■ **Entries supplied**:
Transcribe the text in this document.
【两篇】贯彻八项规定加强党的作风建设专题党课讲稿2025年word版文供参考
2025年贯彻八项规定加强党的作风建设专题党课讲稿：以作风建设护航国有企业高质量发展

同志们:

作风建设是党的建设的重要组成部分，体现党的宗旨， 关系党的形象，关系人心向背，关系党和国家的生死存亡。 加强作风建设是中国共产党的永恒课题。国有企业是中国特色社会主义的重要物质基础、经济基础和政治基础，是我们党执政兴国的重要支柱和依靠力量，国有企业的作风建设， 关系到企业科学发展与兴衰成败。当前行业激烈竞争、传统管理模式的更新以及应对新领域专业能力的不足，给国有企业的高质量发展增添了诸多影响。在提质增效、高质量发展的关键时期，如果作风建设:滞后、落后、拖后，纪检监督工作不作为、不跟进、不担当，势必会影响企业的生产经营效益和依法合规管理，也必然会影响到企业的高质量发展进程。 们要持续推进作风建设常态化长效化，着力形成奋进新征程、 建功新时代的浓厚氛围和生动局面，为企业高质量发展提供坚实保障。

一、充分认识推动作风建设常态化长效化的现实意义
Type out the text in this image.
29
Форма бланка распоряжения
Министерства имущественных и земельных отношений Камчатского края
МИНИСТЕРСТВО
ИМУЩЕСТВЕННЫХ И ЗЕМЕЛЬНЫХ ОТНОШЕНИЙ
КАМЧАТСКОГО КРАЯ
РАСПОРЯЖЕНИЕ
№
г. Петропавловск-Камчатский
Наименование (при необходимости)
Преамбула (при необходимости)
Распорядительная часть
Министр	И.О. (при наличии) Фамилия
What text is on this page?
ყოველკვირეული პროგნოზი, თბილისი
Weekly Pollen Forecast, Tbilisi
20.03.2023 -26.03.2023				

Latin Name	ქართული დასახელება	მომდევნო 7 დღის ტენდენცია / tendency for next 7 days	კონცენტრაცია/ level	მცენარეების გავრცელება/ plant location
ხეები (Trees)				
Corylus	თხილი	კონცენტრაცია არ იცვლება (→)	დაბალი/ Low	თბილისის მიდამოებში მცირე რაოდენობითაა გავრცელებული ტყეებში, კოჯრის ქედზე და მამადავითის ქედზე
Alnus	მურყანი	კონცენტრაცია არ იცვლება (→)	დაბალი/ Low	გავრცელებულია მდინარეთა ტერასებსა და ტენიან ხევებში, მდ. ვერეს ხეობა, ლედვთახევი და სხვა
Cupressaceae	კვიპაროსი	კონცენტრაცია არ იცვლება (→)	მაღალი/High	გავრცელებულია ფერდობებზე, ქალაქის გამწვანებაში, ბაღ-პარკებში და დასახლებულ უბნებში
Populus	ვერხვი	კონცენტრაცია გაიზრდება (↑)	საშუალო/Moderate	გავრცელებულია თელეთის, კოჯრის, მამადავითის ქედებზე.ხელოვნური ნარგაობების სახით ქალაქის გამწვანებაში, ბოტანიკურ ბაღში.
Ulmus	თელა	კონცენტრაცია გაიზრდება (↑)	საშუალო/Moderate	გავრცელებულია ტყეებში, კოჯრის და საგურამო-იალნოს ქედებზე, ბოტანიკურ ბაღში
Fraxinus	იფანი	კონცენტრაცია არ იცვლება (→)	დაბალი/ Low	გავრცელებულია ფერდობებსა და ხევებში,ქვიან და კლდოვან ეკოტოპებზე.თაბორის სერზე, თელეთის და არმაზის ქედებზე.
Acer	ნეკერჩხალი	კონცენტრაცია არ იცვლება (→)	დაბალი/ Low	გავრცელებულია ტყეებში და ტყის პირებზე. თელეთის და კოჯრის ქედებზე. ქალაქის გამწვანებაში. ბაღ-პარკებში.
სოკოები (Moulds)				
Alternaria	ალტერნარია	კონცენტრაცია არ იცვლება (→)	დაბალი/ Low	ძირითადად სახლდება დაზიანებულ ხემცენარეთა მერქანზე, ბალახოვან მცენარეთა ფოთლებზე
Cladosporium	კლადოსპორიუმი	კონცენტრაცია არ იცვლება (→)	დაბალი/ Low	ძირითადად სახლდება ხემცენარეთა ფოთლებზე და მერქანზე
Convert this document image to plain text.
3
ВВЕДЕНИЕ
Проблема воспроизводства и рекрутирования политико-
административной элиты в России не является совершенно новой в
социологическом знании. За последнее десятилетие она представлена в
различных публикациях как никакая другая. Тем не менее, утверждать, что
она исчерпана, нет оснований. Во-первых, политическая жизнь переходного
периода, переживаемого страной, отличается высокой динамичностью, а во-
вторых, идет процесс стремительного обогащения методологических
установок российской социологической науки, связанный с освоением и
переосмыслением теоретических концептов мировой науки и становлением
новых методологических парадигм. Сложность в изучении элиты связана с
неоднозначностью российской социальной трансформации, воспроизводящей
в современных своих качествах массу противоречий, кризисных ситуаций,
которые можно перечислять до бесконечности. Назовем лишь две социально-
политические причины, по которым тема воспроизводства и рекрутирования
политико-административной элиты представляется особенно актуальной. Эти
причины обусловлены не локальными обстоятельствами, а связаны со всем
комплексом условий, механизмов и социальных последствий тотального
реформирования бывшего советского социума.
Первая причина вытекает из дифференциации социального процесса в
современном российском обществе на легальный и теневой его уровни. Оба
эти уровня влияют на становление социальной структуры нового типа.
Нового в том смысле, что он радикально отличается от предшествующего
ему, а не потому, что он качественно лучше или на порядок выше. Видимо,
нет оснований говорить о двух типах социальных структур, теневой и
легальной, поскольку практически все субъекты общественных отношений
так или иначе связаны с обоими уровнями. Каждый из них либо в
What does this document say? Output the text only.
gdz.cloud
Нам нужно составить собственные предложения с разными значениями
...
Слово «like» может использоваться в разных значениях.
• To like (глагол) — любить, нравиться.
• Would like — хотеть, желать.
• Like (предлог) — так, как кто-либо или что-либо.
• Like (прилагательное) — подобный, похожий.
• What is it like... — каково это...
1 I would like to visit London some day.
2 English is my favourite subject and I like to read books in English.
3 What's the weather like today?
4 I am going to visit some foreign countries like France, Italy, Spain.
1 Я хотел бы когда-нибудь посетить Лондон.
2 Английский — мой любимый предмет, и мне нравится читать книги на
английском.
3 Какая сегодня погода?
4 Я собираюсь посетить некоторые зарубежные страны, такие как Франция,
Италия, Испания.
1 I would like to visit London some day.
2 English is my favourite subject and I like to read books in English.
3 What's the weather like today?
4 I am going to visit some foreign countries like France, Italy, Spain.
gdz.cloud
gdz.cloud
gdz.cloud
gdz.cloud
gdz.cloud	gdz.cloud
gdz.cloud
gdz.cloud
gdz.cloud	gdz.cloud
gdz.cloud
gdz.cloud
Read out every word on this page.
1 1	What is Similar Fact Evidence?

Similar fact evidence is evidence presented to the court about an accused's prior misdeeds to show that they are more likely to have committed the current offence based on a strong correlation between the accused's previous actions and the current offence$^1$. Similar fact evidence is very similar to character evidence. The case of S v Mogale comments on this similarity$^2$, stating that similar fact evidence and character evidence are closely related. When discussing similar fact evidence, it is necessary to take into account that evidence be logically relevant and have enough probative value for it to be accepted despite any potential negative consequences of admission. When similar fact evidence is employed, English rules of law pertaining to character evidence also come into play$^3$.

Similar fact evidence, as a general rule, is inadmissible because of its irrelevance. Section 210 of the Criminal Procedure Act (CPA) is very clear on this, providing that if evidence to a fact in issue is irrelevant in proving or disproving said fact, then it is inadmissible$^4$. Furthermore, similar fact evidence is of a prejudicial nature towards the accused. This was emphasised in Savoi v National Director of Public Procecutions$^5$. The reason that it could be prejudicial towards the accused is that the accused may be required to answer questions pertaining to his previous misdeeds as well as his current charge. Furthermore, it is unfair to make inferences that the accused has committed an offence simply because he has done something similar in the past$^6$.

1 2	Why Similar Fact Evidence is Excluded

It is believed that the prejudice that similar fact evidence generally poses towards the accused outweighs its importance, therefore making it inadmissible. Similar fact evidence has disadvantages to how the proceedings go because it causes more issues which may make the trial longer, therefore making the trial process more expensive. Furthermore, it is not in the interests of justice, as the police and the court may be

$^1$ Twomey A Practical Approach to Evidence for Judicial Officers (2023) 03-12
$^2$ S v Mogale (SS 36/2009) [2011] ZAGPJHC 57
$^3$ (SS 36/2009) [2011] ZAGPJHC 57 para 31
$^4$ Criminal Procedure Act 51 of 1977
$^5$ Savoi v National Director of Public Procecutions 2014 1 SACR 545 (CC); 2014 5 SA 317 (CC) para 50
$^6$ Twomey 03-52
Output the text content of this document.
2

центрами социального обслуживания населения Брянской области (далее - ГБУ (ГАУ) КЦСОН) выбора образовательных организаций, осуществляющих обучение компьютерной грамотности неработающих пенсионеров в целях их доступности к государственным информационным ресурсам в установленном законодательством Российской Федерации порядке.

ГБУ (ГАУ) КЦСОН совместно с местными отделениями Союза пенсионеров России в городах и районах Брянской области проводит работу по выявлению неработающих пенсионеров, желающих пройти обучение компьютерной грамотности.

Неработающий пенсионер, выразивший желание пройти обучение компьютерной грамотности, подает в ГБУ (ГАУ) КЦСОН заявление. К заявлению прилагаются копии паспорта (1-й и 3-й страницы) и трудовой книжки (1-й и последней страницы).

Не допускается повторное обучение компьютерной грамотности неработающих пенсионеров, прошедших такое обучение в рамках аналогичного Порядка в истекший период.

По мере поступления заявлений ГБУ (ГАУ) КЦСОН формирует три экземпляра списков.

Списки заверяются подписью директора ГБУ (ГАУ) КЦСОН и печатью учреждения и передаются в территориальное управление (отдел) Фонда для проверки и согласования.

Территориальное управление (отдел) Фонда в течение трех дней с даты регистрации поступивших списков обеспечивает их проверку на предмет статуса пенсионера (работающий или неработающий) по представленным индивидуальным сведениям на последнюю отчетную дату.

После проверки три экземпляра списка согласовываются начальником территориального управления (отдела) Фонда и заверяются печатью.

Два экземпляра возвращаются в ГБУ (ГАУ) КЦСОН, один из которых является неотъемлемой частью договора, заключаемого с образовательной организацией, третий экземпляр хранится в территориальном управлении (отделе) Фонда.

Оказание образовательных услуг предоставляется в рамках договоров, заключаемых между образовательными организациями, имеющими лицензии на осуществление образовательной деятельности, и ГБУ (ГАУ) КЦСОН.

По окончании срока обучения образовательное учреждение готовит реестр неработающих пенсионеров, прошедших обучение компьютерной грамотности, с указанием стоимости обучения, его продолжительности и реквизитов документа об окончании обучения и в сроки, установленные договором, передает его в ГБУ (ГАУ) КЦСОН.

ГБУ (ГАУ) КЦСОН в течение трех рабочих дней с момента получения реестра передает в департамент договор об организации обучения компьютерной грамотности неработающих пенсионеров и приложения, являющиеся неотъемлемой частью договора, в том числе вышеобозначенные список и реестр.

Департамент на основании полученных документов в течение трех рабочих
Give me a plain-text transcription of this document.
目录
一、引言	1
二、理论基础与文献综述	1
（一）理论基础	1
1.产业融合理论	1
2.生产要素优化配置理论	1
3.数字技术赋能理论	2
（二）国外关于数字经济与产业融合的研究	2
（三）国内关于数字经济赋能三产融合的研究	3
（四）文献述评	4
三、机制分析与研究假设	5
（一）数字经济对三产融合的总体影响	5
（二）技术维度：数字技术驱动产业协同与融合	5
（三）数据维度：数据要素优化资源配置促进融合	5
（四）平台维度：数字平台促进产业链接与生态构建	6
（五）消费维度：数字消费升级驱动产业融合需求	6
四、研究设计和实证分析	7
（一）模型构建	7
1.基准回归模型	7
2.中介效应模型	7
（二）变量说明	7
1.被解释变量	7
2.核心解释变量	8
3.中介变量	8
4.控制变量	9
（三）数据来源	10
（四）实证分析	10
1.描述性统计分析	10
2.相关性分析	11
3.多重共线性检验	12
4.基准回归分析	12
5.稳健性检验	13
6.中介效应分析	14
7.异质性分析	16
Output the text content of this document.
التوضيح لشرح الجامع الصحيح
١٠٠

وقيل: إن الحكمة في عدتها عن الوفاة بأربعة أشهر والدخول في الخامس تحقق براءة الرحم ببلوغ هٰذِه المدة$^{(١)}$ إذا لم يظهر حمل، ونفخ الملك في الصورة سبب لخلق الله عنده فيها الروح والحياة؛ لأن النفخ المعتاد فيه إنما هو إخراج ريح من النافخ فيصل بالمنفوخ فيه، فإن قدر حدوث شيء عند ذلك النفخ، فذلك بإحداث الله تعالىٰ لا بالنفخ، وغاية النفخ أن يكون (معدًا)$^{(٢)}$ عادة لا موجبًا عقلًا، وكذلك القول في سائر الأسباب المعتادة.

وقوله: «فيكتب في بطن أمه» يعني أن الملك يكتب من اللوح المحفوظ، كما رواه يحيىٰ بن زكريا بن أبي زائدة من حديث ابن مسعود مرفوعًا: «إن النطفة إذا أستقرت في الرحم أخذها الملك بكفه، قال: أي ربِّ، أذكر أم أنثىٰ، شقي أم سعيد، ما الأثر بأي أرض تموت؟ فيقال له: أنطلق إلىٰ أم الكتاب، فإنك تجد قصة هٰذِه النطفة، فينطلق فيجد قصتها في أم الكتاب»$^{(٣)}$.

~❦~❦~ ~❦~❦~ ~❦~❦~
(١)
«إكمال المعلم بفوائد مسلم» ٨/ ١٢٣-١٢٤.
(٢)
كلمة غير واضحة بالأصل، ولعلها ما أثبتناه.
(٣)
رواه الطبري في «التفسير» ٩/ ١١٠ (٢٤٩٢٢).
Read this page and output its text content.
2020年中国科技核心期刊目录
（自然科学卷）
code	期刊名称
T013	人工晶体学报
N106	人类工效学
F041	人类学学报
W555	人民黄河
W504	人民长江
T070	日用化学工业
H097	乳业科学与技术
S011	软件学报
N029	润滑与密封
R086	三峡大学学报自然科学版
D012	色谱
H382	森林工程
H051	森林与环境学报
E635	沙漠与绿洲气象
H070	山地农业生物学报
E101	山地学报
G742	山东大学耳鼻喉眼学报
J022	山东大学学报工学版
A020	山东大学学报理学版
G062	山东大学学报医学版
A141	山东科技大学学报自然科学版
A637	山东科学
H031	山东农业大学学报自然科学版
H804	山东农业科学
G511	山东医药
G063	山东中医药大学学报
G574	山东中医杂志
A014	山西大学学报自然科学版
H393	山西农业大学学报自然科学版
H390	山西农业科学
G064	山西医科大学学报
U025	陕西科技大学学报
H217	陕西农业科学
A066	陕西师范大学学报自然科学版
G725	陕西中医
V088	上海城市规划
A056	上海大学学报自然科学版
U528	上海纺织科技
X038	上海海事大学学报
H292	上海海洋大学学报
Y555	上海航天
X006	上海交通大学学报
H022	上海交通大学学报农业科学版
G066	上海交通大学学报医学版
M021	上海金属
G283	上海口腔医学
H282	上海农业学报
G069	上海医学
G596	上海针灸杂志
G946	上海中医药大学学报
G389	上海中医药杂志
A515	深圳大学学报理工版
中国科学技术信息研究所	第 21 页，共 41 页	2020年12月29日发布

■ **Your task**: State the number of lines in the data that include the string "элиты", and add nothing else.

■ **The answer**: 3